» Problem description
Which lines hold the word "Version"? Copy each of them.
──────── Task input ────────
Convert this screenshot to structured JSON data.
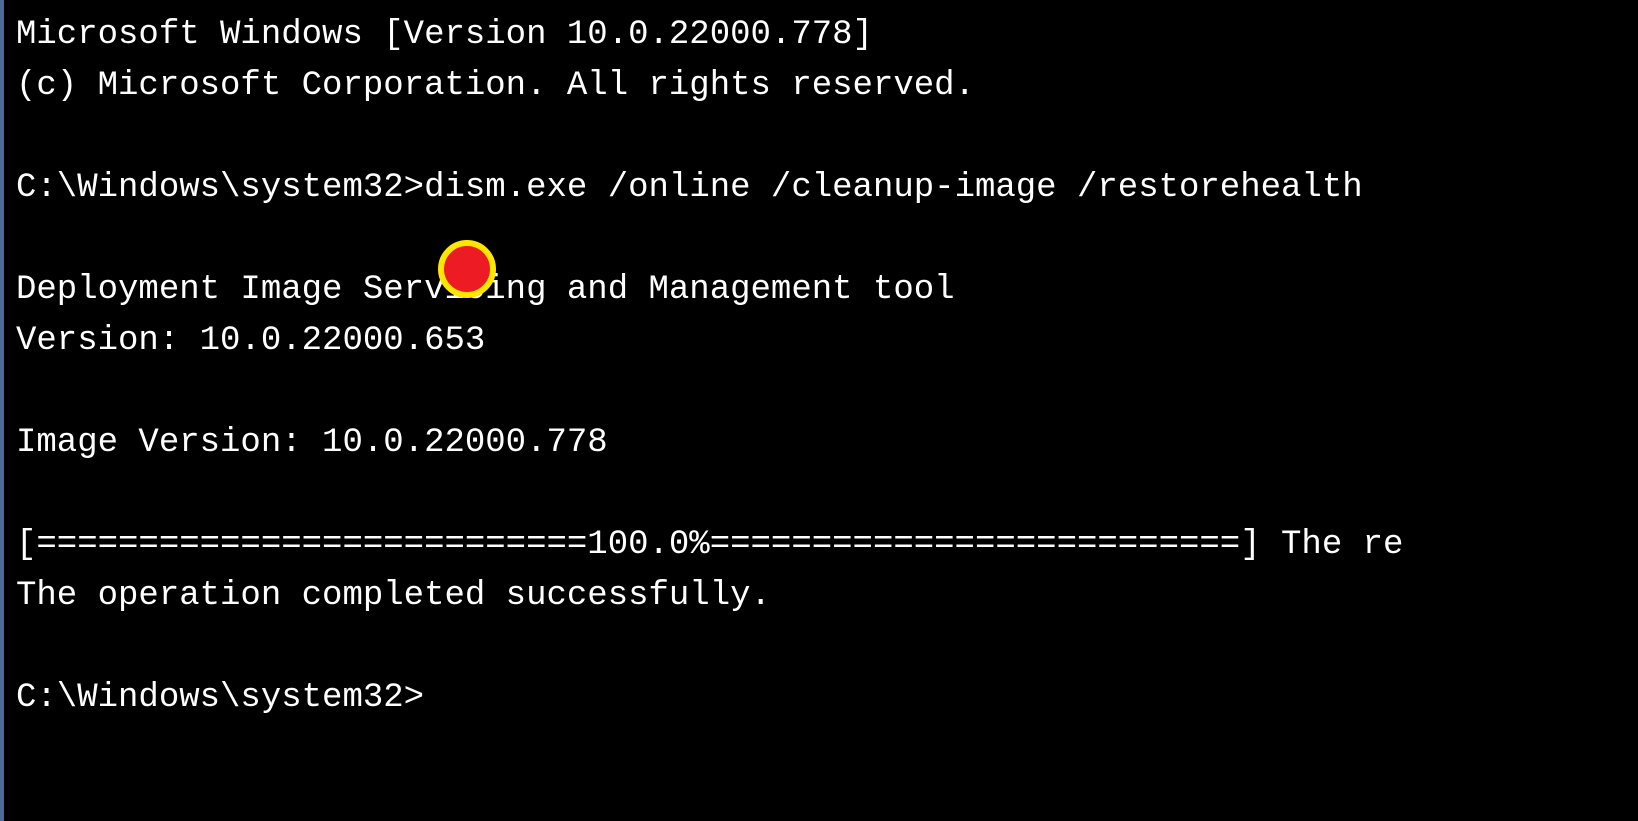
{
  "terminal": {
    "header_line1": "Microsoft Windows [Version 10.0.22000.778]",
    "header_line2": "(c) Microsoft Corporation. All rights reserved.",
    "prompt1": "C:\\Windows\\system32>",
    "command1": "dism.exe /online /cleanup-image /restorehealth",
    "output_line1": "Deployment Image Servicing and Management tool",
    "output_line2": "Version: 10.0.22000.653",
    "output_line3": "Image Version: 10.0.22000.778",
    "progress_line": "[===========================100.0%==========================] The re",
    "completion_line": "The operation completed successfully.",
    "prompt2": "C:\\Windows\\system32>"
  }
}
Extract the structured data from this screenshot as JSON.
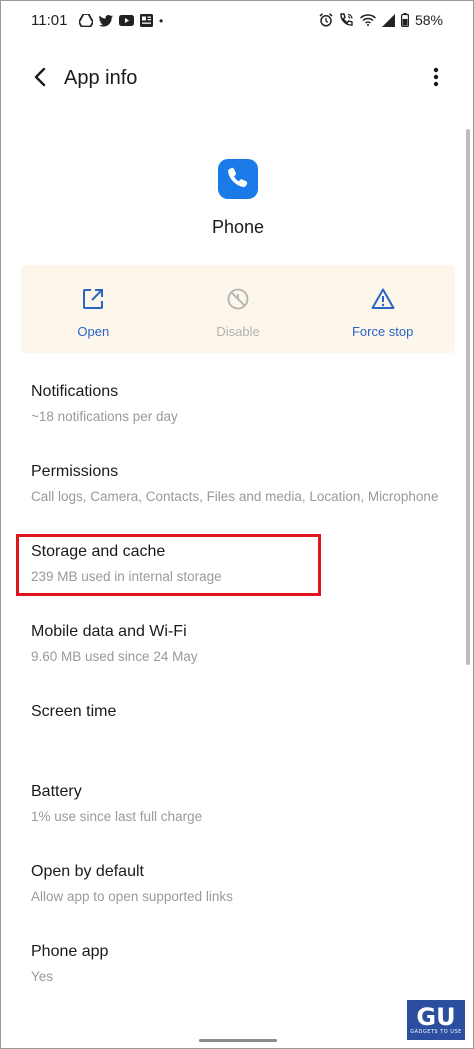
{
  "status_bar": {
    "time": "11:01",
    "dot": "•",
    "battery_percent": "58%",
    "left_icons": [
      "drive-icon",
      "twitter-icon",
      "youtube-icon",
      "news-icon"
    ],
    "right_icons": [
      "alarm-icon",
      "wifi-call-icon",
      "wifi-icon",
      "signal-icon",
      "battery-icon"
    ]
  },
  "app_bar": {
    "title": "App info",
    "back_icon": "back-arrow-icon",
    "menu_icon": "more-vert-icon"
  },
  "app": {
    "name": "Phone",
    "icon": "phone-icon",
    "icon_color": "#1a7be8"
  },
  "actions": [
    {
      "label": "Open",
      "icon": "open-external-icon",
      "enabled": true
    },
    {
      "label": "Disable",
      "icon": "disable-icon",
      "enabled": false
    },
    {
      "label": "Force stop",
      "icon": "warning-icon",
      "enabled": true
    }
  ],
  "settings": [
    {
      "title": "Notifications",
      "subtitle": "~18 notifications per day"
    },
    {
      "title": "Permissions",
      "subtitle": "Call logs, Camera, Contacts, Files and media, Location, Microphone"
    },
    {
      "title": "Storage and cache",
      "subtitle": "239 MB used in internal storage"
    },
    {
      "title": "Mobile data and Wi-Fi",
      "subtitle": "9.60 MB used since 24 May"
    },
    {
      "title": "Screen time",
      "subtitle": ""
    },
    {
      "title": "Battery",
      "subtitle": "1% use since last full charge"
    },
    {
      "title": "Open by default",
      "subtitle": "Allow app to open supported links"
    },
    {
      "title": "Phone app",
      "subtitle": "Yes"
    }
  ],
  "colors": {
    "accent": "#2a64c6",
    "highlight": "#e0141c",
    "action_panel_bg": "#fdf6ea"
  },
  "watermark": {
    "glyph": "GU",
    "text": "GADGETS TO USE"
  }
}
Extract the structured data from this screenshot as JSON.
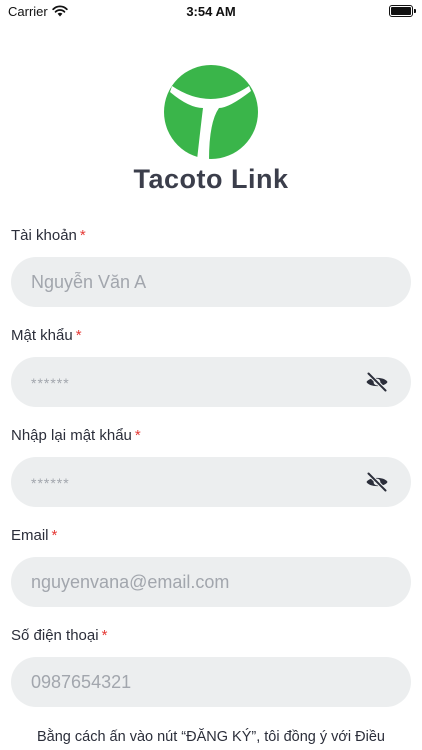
────────
» Exercise solution
    "header_line1": "Microsoft Windows [Version 10.0.22000.778]",
    "output_line2": "Version: 10.0.22000.653",
    "output_line3": "Image Version: 10.0.22000.778",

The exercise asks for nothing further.